— START OF Records supplied —
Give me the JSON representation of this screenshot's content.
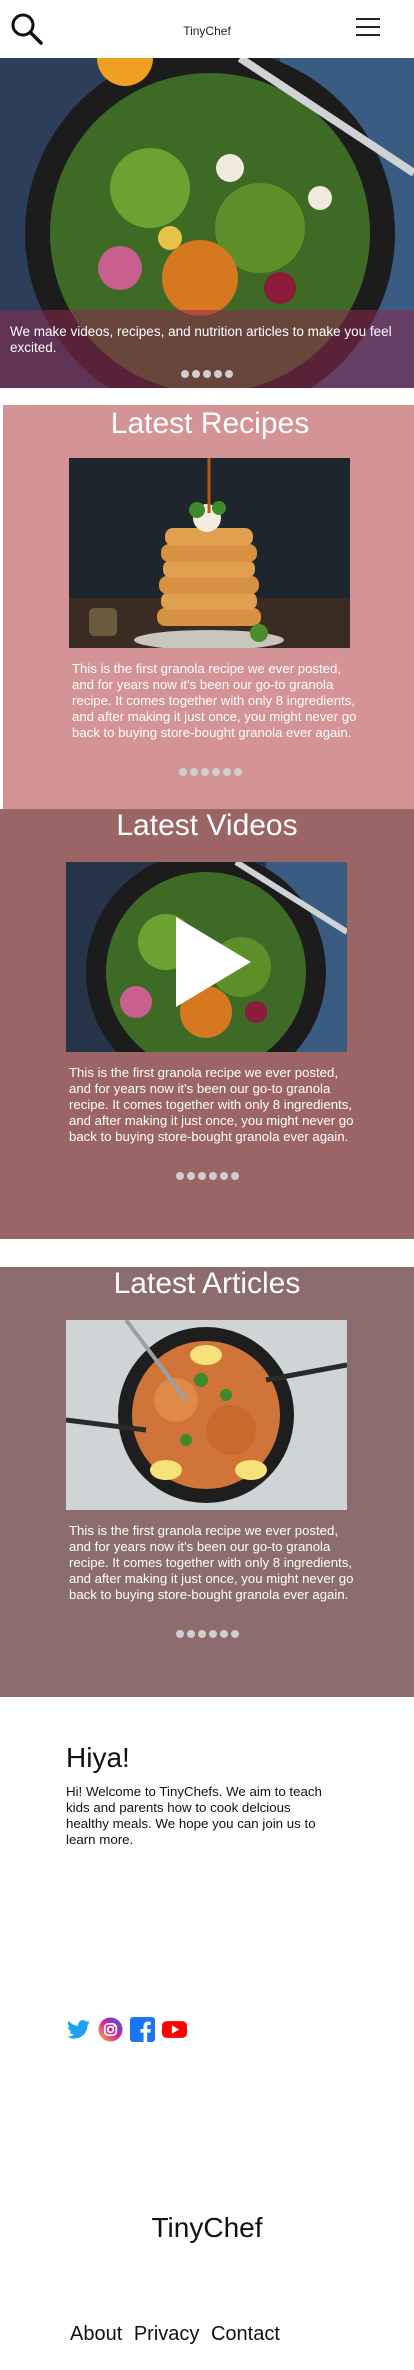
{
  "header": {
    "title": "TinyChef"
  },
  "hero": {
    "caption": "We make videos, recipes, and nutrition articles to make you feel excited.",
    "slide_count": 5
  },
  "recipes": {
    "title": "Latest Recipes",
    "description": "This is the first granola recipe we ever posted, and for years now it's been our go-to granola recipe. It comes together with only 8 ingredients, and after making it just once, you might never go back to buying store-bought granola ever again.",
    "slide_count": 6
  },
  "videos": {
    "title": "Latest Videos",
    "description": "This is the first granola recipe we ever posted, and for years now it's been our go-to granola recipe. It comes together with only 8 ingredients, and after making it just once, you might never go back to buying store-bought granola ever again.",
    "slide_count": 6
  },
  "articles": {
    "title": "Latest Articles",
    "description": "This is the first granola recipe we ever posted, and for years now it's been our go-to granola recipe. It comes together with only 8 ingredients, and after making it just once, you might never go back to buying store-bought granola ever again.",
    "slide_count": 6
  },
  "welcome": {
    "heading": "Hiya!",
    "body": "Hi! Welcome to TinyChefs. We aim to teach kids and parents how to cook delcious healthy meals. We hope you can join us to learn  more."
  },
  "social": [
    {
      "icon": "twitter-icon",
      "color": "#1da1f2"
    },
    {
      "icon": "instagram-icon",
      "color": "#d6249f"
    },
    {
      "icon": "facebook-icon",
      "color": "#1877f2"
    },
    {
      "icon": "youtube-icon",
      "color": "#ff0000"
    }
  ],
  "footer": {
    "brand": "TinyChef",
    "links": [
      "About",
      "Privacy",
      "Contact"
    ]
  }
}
— END OF Records supplied —
▶ [Short exercise]:
Print the records above exactly as they stand, but leave out the pictures.

▶ [Expected answer]:
Give me the JSON representation of this screenshot's content.
{
  "header": {
    "title": "TinyChef"
  },
  "hero": {
    "caption": "We make videos, recipes, and nutrition articles to make you feel excited.",
    "slide_count": 5
  },
  "recipes": {
    "title": "Latest Recipes",
    "description": "This is the first granola recipe we ever posted, and for years now it's been our go-to granola recipe. It comes together with only 8 ingredients, and after making it just once, you might never go back to buying store-bought granola ever again.",
    "slide_count": 6
  },
  "videos": {
    "title": "Latest Videos",
    "description": "This is the first granola recipe we ever posted, and for years now it's been our go-to granola recipe. It comes together with only 8 ingredients, and after making it just once, you might never go back to buying store-bought granola ever again.",
    "slide_count": 6
  },
  "articles": {
    "title": "Latest Articles",
    "description": "This is the first granola recipe we ever posted, and for years now it's been our go-to granola recipe. It comes together with only 8 ingredients, and after making it just once, you might never go back to buying store-bought granola ever again.",
    "slide_count": 6
  },
  "welcome": {
    "heading": "Hiya!",
    "body": "Hi! Welcome to TinyChefs. We aim to teach kids and parents how to cook delcious healthy meals. We hope you can join us to learn  more."
  },
  "social": [
    {
      "icon": "twitter-icon",
      "color": "#1da1f2"
    },
    {
      "icon": "instagram-icon",
      "color": "#d6249f"
    },
    {
      "icon": "facebook-icon",
      "color": "#1877f2"
    },
    {
      "icon": "youtube-icon",
      "color": "#ff0000"
    }
  ],
  "footer": {
    "brand": "TinyChef",
    "links": [
      "About",
      "Privacy",
      "Contact"
    ]
  }
}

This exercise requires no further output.